## WHAT TO PRODUCE
How many lines in this data contain the string "candlestick"? Reply with the number only.

## THE DATA

--- begin ---

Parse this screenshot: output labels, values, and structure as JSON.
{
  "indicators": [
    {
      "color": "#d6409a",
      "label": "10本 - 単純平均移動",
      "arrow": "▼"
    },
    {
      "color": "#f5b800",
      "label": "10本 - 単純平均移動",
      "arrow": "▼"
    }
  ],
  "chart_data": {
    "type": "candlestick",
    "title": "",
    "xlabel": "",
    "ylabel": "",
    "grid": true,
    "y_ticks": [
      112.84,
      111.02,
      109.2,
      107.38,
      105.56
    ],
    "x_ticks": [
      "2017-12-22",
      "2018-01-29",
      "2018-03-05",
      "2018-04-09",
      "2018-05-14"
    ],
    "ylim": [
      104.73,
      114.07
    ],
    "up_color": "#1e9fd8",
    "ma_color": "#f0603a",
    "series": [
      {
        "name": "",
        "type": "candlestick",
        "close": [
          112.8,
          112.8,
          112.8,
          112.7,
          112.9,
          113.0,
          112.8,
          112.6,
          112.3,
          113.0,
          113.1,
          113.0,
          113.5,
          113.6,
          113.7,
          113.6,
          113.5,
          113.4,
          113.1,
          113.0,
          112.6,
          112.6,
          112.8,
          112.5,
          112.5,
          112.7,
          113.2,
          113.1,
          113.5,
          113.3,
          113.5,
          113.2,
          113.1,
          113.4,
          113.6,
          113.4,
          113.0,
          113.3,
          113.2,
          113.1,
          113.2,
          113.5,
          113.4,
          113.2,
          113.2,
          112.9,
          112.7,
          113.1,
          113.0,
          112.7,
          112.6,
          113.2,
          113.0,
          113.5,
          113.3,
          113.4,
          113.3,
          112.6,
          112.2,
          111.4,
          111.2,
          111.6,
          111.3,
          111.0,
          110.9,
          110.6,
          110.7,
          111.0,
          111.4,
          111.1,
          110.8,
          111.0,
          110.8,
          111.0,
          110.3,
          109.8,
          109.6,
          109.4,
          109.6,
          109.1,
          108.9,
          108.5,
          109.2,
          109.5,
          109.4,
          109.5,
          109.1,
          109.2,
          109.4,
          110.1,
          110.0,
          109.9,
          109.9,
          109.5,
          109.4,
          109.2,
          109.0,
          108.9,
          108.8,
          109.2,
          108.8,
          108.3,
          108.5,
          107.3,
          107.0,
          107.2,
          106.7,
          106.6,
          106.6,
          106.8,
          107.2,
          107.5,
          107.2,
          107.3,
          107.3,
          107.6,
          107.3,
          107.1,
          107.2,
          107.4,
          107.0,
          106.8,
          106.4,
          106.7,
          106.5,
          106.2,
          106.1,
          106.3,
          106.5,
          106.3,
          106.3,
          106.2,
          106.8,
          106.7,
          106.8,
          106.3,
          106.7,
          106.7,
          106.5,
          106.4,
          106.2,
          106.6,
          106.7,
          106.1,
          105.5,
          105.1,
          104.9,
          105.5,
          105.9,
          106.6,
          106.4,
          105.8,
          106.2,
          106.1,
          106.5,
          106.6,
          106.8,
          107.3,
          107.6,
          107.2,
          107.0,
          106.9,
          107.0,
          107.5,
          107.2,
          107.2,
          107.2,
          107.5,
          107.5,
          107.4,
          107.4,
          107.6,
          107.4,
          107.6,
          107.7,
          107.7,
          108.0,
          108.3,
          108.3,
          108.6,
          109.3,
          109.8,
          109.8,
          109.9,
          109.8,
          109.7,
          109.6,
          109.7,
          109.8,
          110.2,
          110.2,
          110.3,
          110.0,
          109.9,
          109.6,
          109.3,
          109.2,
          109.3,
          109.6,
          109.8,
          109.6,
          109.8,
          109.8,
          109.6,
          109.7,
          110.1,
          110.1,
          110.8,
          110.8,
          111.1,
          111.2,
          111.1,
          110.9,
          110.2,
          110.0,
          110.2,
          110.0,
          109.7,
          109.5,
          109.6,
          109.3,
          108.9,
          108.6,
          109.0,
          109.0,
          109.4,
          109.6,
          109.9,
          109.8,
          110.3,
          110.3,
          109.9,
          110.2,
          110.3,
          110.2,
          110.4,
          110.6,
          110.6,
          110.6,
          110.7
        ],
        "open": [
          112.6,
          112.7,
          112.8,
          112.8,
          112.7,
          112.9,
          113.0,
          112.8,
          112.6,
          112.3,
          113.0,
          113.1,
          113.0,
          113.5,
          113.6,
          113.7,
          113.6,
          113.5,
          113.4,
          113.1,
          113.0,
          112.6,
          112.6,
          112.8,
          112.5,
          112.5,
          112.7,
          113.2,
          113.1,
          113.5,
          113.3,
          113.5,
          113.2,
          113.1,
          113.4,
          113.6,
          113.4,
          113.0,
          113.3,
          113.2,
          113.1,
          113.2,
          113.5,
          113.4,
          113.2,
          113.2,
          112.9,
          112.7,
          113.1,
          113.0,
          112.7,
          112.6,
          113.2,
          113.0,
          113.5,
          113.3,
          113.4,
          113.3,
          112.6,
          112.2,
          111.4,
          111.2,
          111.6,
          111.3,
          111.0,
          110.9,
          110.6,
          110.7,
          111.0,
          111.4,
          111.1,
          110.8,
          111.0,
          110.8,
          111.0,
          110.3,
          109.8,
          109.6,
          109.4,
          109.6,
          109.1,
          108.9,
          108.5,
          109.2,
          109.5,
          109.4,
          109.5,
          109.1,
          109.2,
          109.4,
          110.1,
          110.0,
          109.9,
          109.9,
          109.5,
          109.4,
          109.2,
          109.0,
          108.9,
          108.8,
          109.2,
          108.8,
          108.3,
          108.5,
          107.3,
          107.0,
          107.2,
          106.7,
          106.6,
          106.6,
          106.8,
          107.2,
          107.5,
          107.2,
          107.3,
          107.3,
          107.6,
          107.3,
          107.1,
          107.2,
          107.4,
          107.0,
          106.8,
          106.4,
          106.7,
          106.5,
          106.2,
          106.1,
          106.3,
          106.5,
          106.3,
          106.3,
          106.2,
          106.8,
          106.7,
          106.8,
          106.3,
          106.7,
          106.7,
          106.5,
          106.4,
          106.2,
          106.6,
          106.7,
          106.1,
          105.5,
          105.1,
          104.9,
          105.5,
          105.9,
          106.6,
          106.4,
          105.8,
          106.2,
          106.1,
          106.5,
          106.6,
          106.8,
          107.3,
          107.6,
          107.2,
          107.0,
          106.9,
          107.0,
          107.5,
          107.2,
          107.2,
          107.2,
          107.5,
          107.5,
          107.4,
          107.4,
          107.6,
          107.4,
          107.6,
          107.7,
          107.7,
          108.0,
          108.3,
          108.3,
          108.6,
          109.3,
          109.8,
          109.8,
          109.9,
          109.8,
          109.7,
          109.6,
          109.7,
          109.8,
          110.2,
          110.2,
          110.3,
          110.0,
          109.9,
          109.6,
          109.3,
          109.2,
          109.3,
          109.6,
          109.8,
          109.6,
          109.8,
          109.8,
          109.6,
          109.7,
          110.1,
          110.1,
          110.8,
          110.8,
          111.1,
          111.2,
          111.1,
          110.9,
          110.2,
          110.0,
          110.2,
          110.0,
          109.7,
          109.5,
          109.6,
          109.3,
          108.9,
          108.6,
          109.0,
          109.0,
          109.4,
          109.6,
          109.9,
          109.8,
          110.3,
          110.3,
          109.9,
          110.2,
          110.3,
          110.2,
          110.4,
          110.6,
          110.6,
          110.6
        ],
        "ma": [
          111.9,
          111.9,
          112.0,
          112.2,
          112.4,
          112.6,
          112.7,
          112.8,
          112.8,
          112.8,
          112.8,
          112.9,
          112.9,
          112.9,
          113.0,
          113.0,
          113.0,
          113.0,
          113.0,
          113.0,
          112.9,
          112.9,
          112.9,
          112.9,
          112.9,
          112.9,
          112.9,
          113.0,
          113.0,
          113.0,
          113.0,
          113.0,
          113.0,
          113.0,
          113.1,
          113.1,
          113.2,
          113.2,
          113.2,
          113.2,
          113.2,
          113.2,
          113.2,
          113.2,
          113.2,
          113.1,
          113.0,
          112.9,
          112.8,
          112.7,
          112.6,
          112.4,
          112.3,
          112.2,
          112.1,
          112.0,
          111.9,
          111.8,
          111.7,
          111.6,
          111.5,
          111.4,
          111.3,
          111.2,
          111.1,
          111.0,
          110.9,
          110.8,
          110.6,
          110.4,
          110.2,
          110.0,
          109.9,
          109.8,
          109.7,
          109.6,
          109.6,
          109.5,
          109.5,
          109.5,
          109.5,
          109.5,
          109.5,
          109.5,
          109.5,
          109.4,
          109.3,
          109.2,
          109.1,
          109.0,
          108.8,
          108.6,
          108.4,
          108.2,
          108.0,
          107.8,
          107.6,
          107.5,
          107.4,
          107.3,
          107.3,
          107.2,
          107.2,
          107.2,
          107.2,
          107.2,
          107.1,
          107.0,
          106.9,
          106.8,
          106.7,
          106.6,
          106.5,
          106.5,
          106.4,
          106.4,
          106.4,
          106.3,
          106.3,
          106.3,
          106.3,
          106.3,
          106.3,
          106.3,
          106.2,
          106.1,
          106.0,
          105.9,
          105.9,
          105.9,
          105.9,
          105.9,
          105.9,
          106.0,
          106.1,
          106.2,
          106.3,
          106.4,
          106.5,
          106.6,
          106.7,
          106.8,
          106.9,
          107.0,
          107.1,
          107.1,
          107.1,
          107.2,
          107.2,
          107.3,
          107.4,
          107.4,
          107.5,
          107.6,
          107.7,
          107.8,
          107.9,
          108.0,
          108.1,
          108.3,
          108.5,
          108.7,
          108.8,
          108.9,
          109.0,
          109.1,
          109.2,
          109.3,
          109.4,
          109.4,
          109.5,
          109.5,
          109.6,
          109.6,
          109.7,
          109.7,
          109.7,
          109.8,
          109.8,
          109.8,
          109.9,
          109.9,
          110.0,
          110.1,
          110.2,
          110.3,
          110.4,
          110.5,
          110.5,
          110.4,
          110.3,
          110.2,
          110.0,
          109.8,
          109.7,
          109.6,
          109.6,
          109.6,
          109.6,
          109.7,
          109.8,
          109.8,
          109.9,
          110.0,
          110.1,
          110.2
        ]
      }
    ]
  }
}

--- end ---

## SOLUTION TO THIS EXERCISE
2